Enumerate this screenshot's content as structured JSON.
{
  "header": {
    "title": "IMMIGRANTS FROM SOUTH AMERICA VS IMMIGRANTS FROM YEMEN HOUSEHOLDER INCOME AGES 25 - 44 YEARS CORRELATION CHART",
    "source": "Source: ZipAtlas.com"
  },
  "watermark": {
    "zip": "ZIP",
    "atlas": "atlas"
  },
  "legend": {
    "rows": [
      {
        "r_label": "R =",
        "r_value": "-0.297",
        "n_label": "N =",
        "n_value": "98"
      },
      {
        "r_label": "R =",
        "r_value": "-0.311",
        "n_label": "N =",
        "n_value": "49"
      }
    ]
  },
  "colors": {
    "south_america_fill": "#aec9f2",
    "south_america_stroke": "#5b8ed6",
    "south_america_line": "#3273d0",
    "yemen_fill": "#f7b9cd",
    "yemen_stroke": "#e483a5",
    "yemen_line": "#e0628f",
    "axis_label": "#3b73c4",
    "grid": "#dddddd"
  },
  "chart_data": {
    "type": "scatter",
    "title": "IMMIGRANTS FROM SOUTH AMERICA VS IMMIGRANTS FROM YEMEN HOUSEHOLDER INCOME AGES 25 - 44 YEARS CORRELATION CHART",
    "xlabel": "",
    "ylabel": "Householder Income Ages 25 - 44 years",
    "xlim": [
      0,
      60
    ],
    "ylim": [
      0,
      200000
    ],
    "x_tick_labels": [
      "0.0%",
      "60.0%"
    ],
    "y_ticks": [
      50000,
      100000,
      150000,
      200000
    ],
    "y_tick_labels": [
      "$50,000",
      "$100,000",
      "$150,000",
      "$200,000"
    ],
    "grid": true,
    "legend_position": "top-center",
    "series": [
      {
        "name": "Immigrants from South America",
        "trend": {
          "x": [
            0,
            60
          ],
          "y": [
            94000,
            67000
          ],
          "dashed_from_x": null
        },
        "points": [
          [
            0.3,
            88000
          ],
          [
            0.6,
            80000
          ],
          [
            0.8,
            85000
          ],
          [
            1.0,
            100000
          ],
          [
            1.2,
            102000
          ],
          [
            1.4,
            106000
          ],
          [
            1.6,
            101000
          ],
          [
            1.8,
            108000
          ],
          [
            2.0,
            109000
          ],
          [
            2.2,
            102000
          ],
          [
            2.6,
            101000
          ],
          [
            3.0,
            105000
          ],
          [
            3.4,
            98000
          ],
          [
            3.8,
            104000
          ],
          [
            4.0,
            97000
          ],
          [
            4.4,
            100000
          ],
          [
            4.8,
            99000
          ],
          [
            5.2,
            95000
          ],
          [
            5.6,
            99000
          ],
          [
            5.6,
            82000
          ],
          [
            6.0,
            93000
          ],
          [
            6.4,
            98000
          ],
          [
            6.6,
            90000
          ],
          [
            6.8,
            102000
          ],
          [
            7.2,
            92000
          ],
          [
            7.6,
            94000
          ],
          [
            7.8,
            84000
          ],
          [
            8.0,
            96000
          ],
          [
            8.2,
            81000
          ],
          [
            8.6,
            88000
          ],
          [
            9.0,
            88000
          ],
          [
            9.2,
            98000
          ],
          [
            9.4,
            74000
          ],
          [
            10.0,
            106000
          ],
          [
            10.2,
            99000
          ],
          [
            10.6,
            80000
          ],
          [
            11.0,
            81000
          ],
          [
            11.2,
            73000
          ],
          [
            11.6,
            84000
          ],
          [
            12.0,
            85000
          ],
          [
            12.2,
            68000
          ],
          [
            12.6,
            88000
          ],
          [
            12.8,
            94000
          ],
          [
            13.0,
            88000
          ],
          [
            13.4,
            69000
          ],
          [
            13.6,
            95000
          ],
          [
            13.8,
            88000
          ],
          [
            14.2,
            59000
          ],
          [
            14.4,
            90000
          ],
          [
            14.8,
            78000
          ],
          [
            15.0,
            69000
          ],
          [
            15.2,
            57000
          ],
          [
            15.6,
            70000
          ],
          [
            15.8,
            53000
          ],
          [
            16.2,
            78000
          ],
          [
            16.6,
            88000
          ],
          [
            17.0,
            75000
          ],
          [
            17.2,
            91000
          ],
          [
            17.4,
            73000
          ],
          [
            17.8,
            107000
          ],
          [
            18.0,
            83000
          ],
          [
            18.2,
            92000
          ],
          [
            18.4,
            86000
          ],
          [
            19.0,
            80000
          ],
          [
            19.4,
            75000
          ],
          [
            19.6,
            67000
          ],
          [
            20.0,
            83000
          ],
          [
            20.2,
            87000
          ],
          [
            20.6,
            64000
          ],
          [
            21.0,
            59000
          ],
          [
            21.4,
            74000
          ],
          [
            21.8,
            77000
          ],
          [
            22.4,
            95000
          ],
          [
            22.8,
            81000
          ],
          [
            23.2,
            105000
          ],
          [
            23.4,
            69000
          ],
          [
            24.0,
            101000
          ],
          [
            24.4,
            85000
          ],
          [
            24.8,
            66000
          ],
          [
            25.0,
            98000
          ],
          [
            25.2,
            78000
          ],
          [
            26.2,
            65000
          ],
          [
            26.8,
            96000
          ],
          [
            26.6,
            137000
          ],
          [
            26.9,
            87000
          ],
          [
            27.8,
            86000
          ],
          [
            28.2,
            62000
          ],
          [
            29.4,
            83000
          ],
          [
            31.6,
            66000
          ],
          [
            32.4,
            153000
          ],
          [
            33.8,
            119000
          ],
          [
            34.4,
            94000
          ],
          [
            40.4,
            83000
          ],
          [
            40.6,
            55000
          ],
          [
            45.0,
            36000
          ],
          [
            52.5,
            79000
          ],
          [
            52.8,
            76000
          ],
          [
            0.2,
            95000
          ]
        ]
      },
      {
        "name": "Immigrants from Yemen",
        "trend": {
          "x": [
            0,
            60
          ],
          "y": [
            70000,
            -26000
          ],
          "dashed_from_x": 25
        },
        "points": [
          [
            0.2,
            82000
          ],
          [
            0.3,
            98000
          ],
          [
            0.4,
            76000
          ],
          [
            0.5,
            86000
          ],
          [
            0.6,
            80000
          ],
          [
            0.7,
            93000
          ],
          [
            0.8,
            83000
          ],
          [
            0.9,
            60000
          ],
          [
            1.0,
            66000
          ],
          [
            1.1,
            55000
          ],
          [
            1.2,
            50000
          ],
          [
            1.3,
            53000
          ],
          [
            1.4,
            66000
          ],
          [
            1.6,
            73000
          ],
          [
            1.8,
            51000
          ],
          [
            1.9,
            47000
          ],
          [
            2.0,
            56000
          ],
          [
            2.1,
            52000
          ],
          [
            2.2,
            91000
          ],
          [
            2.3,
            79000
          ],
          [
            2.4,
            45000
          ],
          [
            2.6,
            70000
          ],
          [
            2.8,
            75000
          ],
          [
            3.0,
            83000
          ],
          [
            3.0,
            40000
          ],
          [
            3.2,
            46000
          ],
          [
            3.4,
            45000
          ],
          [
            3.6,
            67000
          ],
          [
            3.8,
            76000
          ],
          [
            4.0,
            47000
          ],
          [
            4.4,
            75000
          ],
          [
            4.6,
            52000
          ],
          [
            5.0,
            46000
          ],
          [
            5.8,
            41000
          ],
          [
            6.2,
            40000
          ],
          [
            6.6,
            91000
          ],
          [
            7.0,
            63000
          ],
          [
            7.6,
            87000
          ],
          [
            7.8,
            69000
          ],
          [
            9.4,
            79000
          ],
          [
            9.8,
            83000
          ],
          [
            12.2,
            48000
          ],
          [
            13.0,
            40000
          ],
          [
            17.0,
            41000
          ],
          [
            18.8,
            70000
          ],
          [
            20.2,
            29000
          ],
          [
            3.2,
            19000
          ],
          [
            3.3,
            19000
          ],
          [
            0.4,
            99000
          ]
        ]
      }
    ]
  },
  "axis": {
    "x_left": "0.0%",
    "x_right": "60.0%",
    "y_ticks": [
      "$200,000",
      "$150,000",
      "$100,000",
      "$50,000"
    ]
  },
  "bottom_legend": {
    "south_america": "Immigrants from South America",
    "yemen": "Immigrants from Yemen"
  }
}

### [What you need to do]
In the entries above, find every line with the word "name" and list it.

### [Output of the exercise]
        "name": "Immigrants from South America",
        "name": "Immigrants from Yemen",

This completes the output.